** START OF Extracted entries **

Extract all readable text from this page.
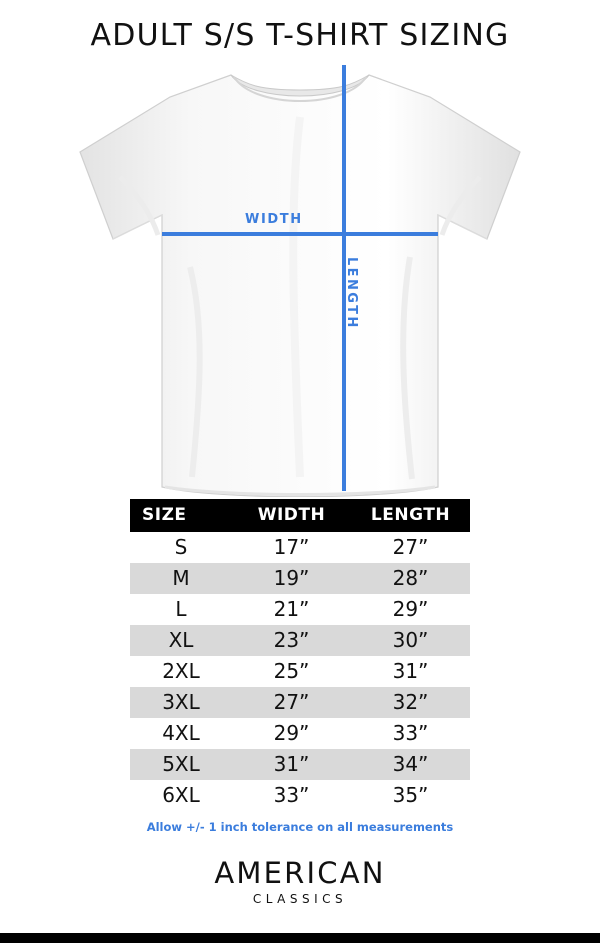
ADULT S/S T-SHIRT SIZING
WIDTH
LENGTH
SIZE	WIDTH	LENGTH
S	17”	27”
M	19”	28”
L	21”	29”
XL	23”	30”
2XL	25”	31”
3XL	27”	32”
4XL	29”	33”
5XL	31”	34”
6XL	33”	35”
Allow +/- 1 inch tolerance on all measurements
AMERICAN
CLASSICS
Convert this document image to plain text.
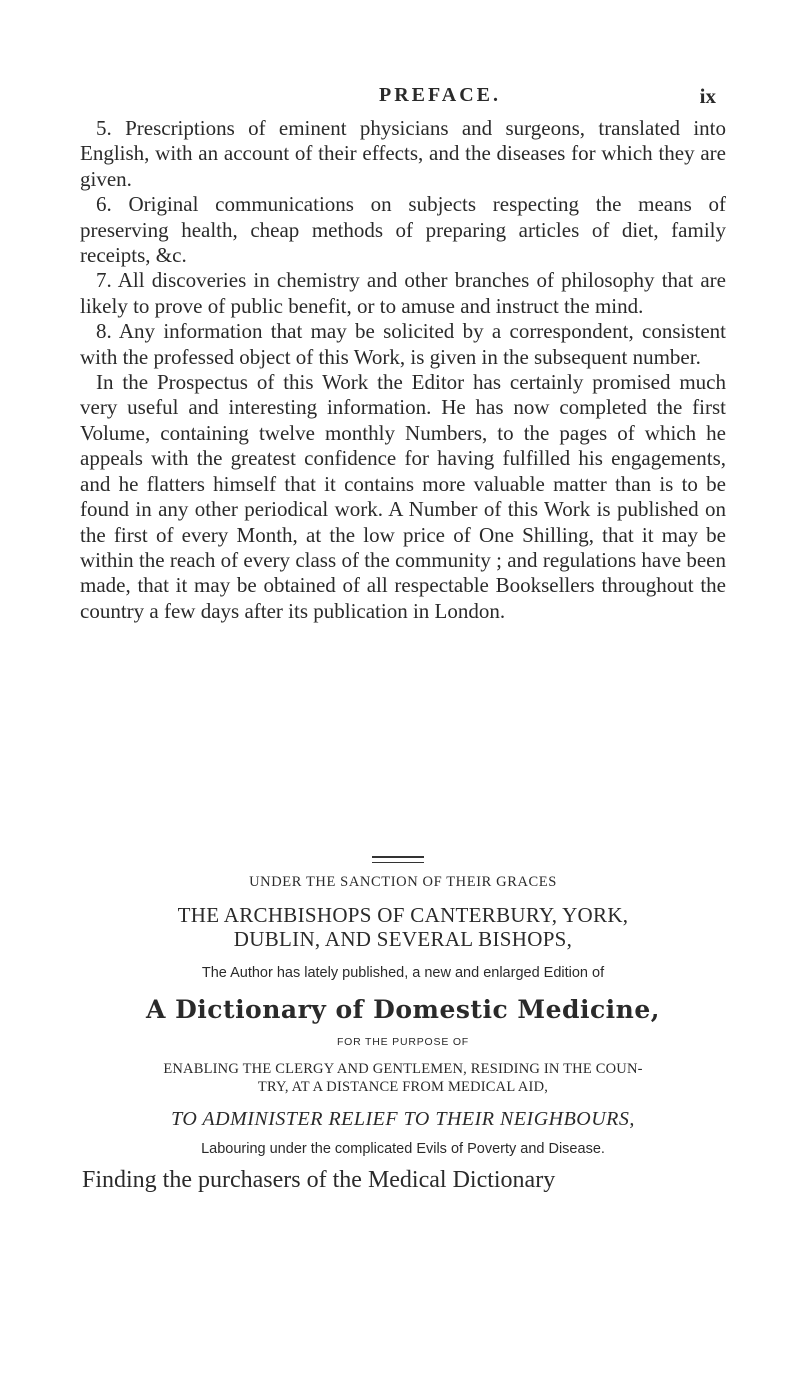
PREFACE.	ix

5. Prescriptions of eminent physicians and surgeons, translated into English, with an account of their effects, and the diseases for which they are given.

6. Original communications on subjects respecting the means of preserving health, cheap methods of preparing articles of diet, family receipts, &c.

7. All discoveries in chemistry and other branches of philosophy that are likely to prove of public benefit, or to amuse and instruct the mind.

8. Any information that may be solicited by a correspondent, consistent with the professed object of this Work, is given in the subsequent number.

In the Prospectus of this Work the Editor has certainly promised much very useful and interesting information. He has now completed the first Volume, containing twelve monthly Numbers, to the pages of which he appeals with the greatest confidence for having fulfilled his engagements, and he flatters himself that it contains more valuable matter than is to be found in any other periodical work. A Number of this Work is published on the first of every Month, at the low price of One Shilling, that it may be within the reach of every class of the community ; and regulations have been made, that it may be obtained of all respectable Booksellers throughout the country a few days after its publication in London.

UNDER THE SANCTION OF THEIR GRACES
THE ARCHBISHOPS OF CANTERBURY, YORK,
DUBLIN, AND SEVERAL BISHOPS,
The Author has lately published, a new and enlarged Edition of
A Dictionary of Domestic Medicine,
FOR THE PURPOSE OF
ENABLING THE CLERGY AND GENTLEMEN, RESIDING IN THE COUN-
TRY, AT A DISTANCE FROM MEDICAL AID,
TO ADMINISTER RELIEF TO THEIR NEIGHBOURS,
Labouring under the complicated Evils of Poverty and Disease.
Finding the purchasers of the Medical Dictionary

** END OF Extracted entries **

▶ [Do this] Count the lines of the data that contain the string "Dictionary", and reply with that number alone.

▶ [Right answer] 2